#### Work to do
Without the images, write out the whole listing exactly.

#### Data supplied
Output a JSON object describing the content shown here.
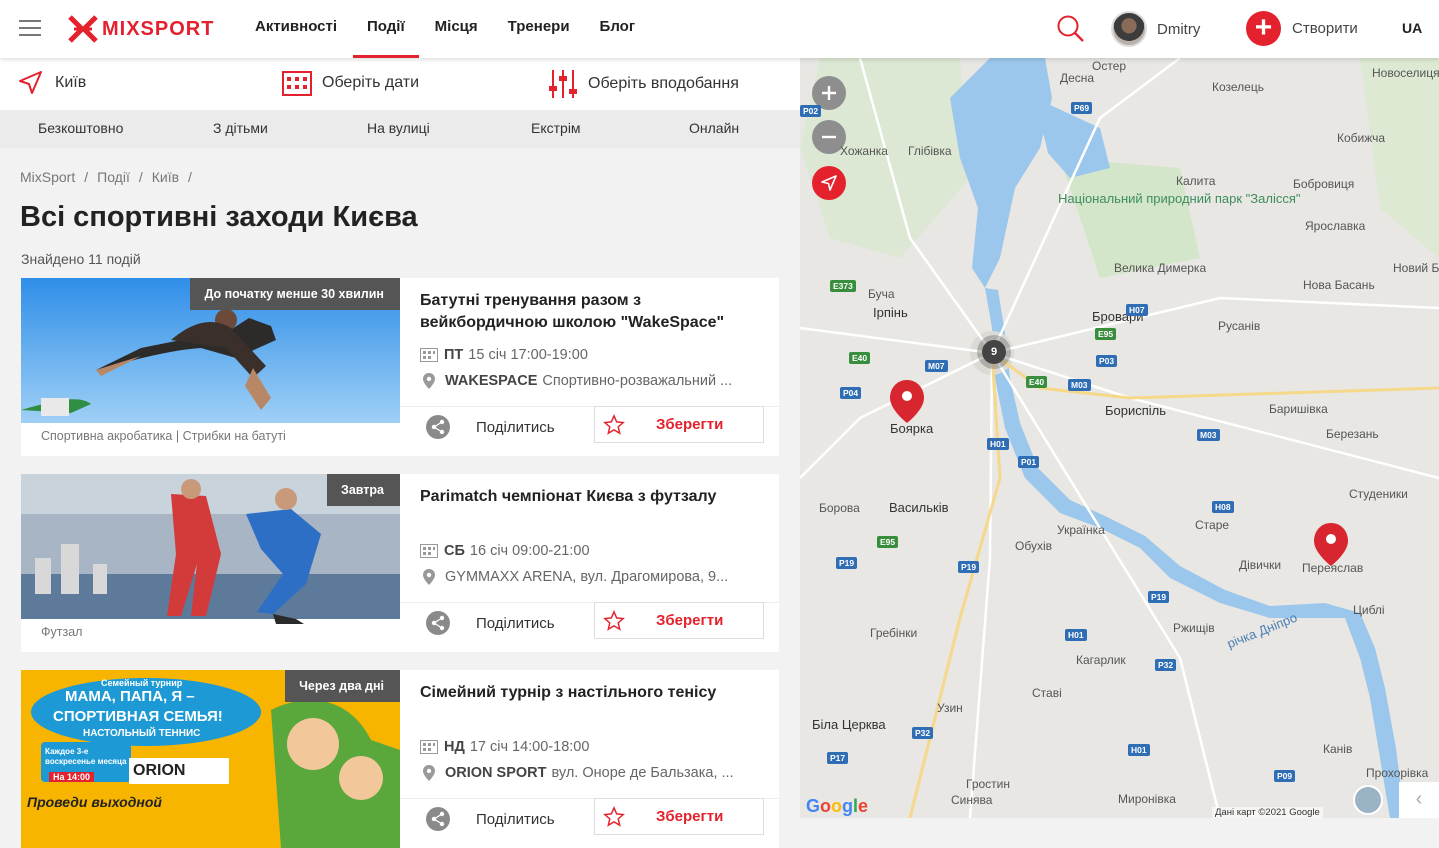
{
  "header": {
    "logo": "MIXSPORT",
    "nav": [
      "Активності",
      "Події",
      "Місця",
      "Тренери",
      "Блог"
    ],
    "active_nav": "Події",
    "user_name": "Dmitry",
    "create_label": "Створити",
    "lang": "UA"
  },
  "filters": {
    "city": "Київ",
    "dates": "Оберіть дати",
    "preferences": "Оберіть вподобання"
  },
  "tags": [
    "Безкоштовно",
    "З дітьми",
    "На вулиці",
    "Екстрім",
    "Онлайн"
  ],
  "breadcrumb": [
    "MixSport",
    "Події",
    "Київ"
  ],
  "page_title": "Всі спортивні заходи Києва",
  "found_text": "Знайдено 11 подій",
  "events": [
    {
      "badge": "До початку менше 30 хвилин",
      "caption": "Спортивна акробатика | Стрибки на батуті",
      "title": "Батутні тренування разом з вейкбордичною школою \"WakeSpace\"",
      "day": "ПТ",
      "date": "15 січ 17:00-19:00",
      "place": "WAKESPACE",
      "address": "Спортивно-розважальний ..."
    },
    {
      "badge": "Завтра",
      "caption": "Футзал",
      "title": "Parimatch чемпіонат Києва з футзалу",
      "day": "СБ",
      "date": "16 січ 09:00-21:00",
      "place": "",
      "address": "GYMMAXX ARENA, вул. Драгомирова, 9..."
    },
    {
      "badge": "Через два дні",
      "caption": "",
      "title": "Сімейний турнір з настільного тенісу",
      "day": "НД",
      "date": "17 січ 14:00-18:00",
      "place": "ORION SPORT",
      "address": "вул. Оноре де Бальзака, ...",
      "poster": {
        "line1": "Семейный турнир",
        "line2": "МАМА, ПАПА, Я –",
        "line3": "СПОРТИВНАЯ СЕМЬЯ!",
        "line4": "НАСТОЛЬНЫЙ ТЕННИС",
        "line5": "Каждое 3-е воскресенье месяца",
        "line6": "На 14:00",
        "line7": "ORION",
        "line8": "Проведи выходной"
      }
    }
  ],
  "actions": {
    "share": "Поділитись",
    "save": "Зберегти"
  },
  "map": {
    "cluster_count": "9",
    "towns": [
      "Остер",
      "Десна",
      "Козелець",
      "Новоселиця",
      "Кобижча",
      "Глібівка",
      "Калита",
      "Бобровиця",
      "Ярославка",
      "Велика Димерка",
      "Новий Бик",
      "Буча",
      "Ірпінь",
      "Бровари",
      "Нова Басань",
      "Русанів",
      "Боярка",
      "Бориспіль",
      "Баришівка",
      "Березань",
      "Борова",
      "Васильків",
      "Студеники",
      "Українка",
      "Обухів",
      "Старе",
      "Дівички",
      "Переяслав",
      "Ржищів",
      "Циблі",
      "Гребінки",
      "Кагарлик",
      "Ставі",
      "Біла Церква",
      "Узин",
      "Канів",
      "Гростин",
      "Синява",
      "Миронівка",
      "Прохорівка",
      "Хожанка"
    ],
    "park": "Національний природний парк \"Залісся\"",
    "river": "річка Дніпро",
    "copyright": "Дані карт ©2021 Google",
    "google": "Google",
    "roads": [
      "P69",
      "P02",
      "E373",
      "E40",
      "M07",
      "P04",
      "H07",
      "E95",
      "P03",
      "M03",
      "H01",
      "P01",
      "E40",
      "M03",
      "H08",
      "P19",
      "E95",
      "P19",
      "P19",
      "H01",
      "P32",
      "P17",
      "P32",
      "H01",
      "P09"
    ]
  }
}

#### In response
Output a JSON object describing the content shown here.
{
  "header": {
    "logo": "MIXSPORT",
    "nav": [
      "Активності",
      "Події",
      "Місця",
      "Тренери",
      "Блог"
    ],
    "active_nav": "Події",
    "user_name": "Dmitry",
    "create_label": "Створити",
    "lang": "UA"
  },
  "filters": {
    "city": "Київ",
    "dates": "Оберіть дати",
    "preferences": "Оберіть вподобання"
  },
  "tags": [
    "Безкоштовно",
    "З дітьми",
    "На вулиці",
    "Екстрім",
    "Онлайн"
  ],
  "breadcrumb": [
    "MixSport",
    "Події",
    "Київ"
  ],
  "page_title": "Всі спортивні заходи Києва",
  "found_text": "Знайдено 11 подій",
  "events": [
    {
      "badge": "До початку менше 30 хвилин",
      "caption": "Спортивна акробатика | Стрибки на батуті",
      "title": "Батутні тренування разом з вейкбордичною школою \"WakeSpace\"",
      "day": "ПТ",
      "date": "15 січ 17:00-19:00",
      "place": "WAKESPACE",
      "address": "Спортивно-розважальний ..."
    },
    {
      "badge": "Завтра",
      "caption": "Футзал",
      "title": "Parimatch чемпіонат Києва з футзалу",
      "day": "СБ",
      "date": "16 січ 09:00-21:00",
      "place": "",
      "address": "GYMMAXX ARENA, вул. Драгомирова, 9..."
    },
    {
      "badge": "Через два дні",
      "caption": "",
      "title": "Сімейний турнір з настільного тенісу",
      "day": "НД",
      "date": "17 січ 14:00-18:00",
      "place": "ORION SPORT",
      "address": "вул. Оноре де Бальзака, ...",
      "poster": {
        "line1": "Семейный турнир",
        "line2": "МАМА, ПАПА, Я –",
        "line3": "СПОРТИВНАЯ СЕМЬЯ!",
        "line4": "НАСТОЛЬНЫЙ ТЕННИС",
        "line5": "Каждое 3-е воскресенье месяца",
        "line6": "На 14:00",
        "line7": "ORION",
        "line8": "Проведи выходной"
      }
    }
  ],
  "actions": {
    "share": "Поділитись",
    "save": "Зберегти"
  },
  "map": {
    "cluster_count": "9",
    "towns": [
      "Остер",
      "Десна",
      "Козелець",
      "Новоселиця",
      "Кобижча",
      "Глібівка",
      "Калита",
      "Бобровиця",
      "Ярославка",
      "Велика Димерка",
      "Новий Бик",
      "Буча",
      "Ірпінь",
      "Бровари",
      "Нова Басань",
      "Русанів",
      "Боярка",
      "Бориспіль",
      "Баришівка",
      "Березань",
      "Борова",
      "Васильків",
      "Студеники",
      "Українка",
      "Обухів",
      "Старе",
      "Дівички",
      "Переяслав",
      "Ржищів",
      "Циблі",
      "Гребінки",
      "Кагарлик",
      "Ставі",
      "Біла Церква",
      "Узин",
      "Канів",
      "Гростин",
      "Синява",
      "Миронівка",
      "Прохорівка",
      "Хожанка"
    ],
    "park": "Національний природний парк \"Залісся\"",
    "river": "річка Дніпро",
    "copyright": "Дані карт ©2021 Google",
    "google": "Google",
    "roads": [
      "P69",
      "P02",
      "E373",
      "E40",
      "M07",
      "P04",
      "H07",
      "E95",
      "P03",
      "M03",
      "H01",
      "P01",
      "E40",
      "M03",
      "H08",
      "P19",
      "E95",
      "P19",
      "P19",
      "H01",
      "P32",
      "P17",
      "P32",
      "H01",
      "P09"
    ]
  }
}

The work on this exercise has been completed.